Retype all material exactly. Pictures stay out of the copy.

Recorded data:
- - - -
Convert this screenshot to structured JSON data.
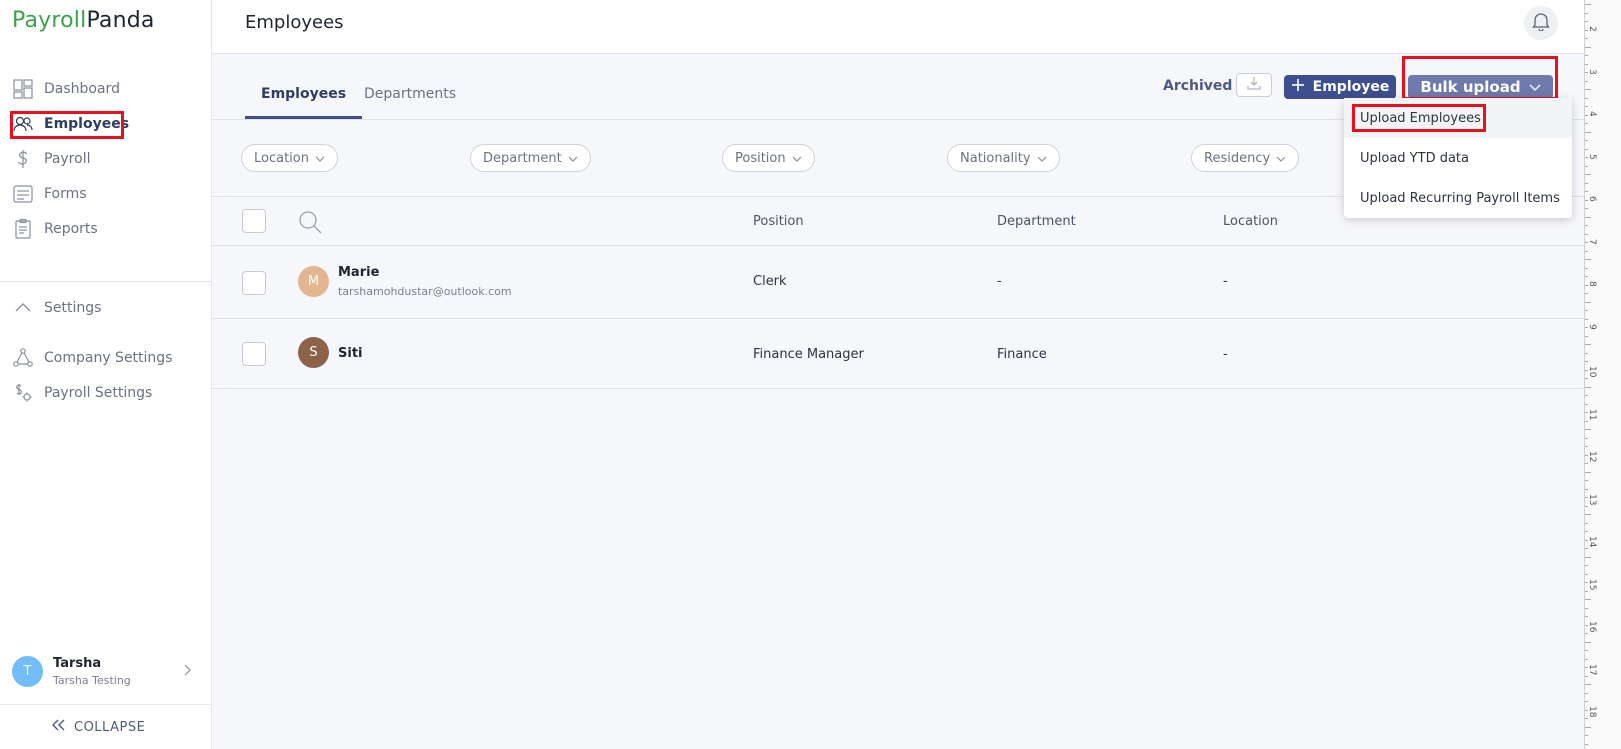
{
  "brand": {
    "part1": "Payroll",
    "part2": "Panda"
  },
  "sidebar": {
    "items": [
      {
        "label": "Dashboard",
        "icon": "dashboard-icon"
      },
      {
        "label": "Employees",
        "icon": "employees-icon"
      },
      {
        "label": "Payroll",
        "icon": "dollar-icon"
      },
      {
        "label": "Forms",
        "icon": "forms-icon"
      },
      {
        "label": "Reports",
        "icon": "reports-icon"
      }
    ],
    "settings_label": "Settings",
    "settings_items": [
      {
        "label": "Company Settings",
        "icon": "company-settings-icon"
      },
      {
        "label": "Payroll Settings",
        "icon": "payroll-settings-icon"
      }
    ],
    "user": {
      "initial": "T",
      "name": "Tarsha",
      "company": "Tarsha Testing"
    },
    "collapse_label": "COLLAPSE"
  },
  "header": {
    "title": "Employees"
  },
  "tabs": [
    {
      "label": "Employees"
    },
    {
      "label": "Departments"
    }
  ],
  "actions": {
    "archived": "Archived",
    "add_employee": "Employee",
    "bulk_upload": "Bulk upload"
  },
  "filters": [
    "Location",
    "Department",
    "Position",
    "Nationality",
    "Residency"
  ],
  "table": {
    "columns": [
      "Position",
      "Department",
      "Location"
    ],
    "rows": [
      {
        "initial": "M",
        "name": "Marie",
        "email": "tarshamohdustar@outlook.com",
        "position": "Clerk",
        "department": "-",
        "location": "-"
      },
      {
        "initial": "S",
        "name": "Siti",
        "email": "",
        "position": "Finance Manager",
        "department": "Finance",
        "location": "-"
      }
    ]
  },
  "dropdown": {
    "items": [
      "Upload Employees",
      "Upload YTD data",
      "Upload Recurring Payroll Items"
    ]
  },
  "ruler": {
    "labels": [
      "2",
      "3",
      "4",
      "5",
      "6",
      "7",
      "8",
      "9",
      "10",
      "11",
      "12",
      "13",
      "14",
      "15",
      "16",
      "17",
      "18"
    ]
  },
  "colors": {
    "brand_green": "#3aa34a",
    "primary": "#3d4f8e",
    "bulk": "#6d7aab",
    "highlight": "#e8101d"
  }
}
- - - -
WRITTEN RESPONSE:
Convert this screenshot to structured JSON data.
{
  "brand": {
    "part1": "Payroll",
    "part2": "Panda"
  },
  "sidebar": {
    "items": [
      {
        "label": "Dashboard",
        "icon": "dashboard-icon"
      },
      {
        "label": "Employees",
        "icon": "employees-icon"
      },
      {
        "label": "Payroll",
        "icon": "dollar-icon"
      },
      {
        "label": "Forms",
        "icon": "forms-icon"
      },
      {
        "label": "Reports",
        "icon": "reports-icon"
      }
    ],
    "settings_label": "Settings",
    "settings_items": [
      {
        "label": "Company Settings",
        "icon": "company-settings-icon"
      },
      {
        "label": "Payroll Settings",
        "icon": "payroll-settings-icon"
      }
    ],
    "user": {
      "initial": "T",
      "name": "Tarsha",
      "company": "Tarsha Testing"
    },
    "collapse_label": "COLLAPSE"
  },
  "header": {
    "title": "Employees"
  },
  "tabs": [
    {
      "label": "Employees"
    },
    {
      "label": "Departments"
    }
  ],
  "actions": {
    "archived": "Archived",
    "add_employee": "Employee",
    "bulk_upload": "Bulk upload"
  },
  "filters": [
    "Location",
    "Department",
    "Position",
    "Nationality",
    "Residency"
  ],
  "table": {
    "columns": [
      "Position",
      "Department",
      "Location"
    ],
    "rows": [
      {
        "initial": "M",
        "name": "Marie",
        "email": "tarshamohdustar@outlook.com",
        "position": "Clerk",
        "department": "-",
        "location": "-"
      },
      {
        "initial": "S",
        "name": "Siti",
        "email": "",
        "position": "Finance Manager",
        "department": "Finance",
        "location": "-"
      }
    ]
  },
  "dropdown": {
    "items": [
      "Upload Employees",
      "Upload YTD data",
      "Upload Recurring Payroll Items"
    ]
  },
  "ruler": {
    "labels": [
      "2",
      "3",
      "4",
      "5",
      "6",
      "7",
      "8",
      "9",
      "10",
      "11",
      "12",
      "13",
      "14",
      "15",
      "16",
      "17",
      "18"
    ]
  },
  "colors": {
    "brand_green": "#3aa34a",
    "primary": "#3d4f8e",
    "bulk": "#6d7aab",
    "highlight": "#e8101d"
  }
}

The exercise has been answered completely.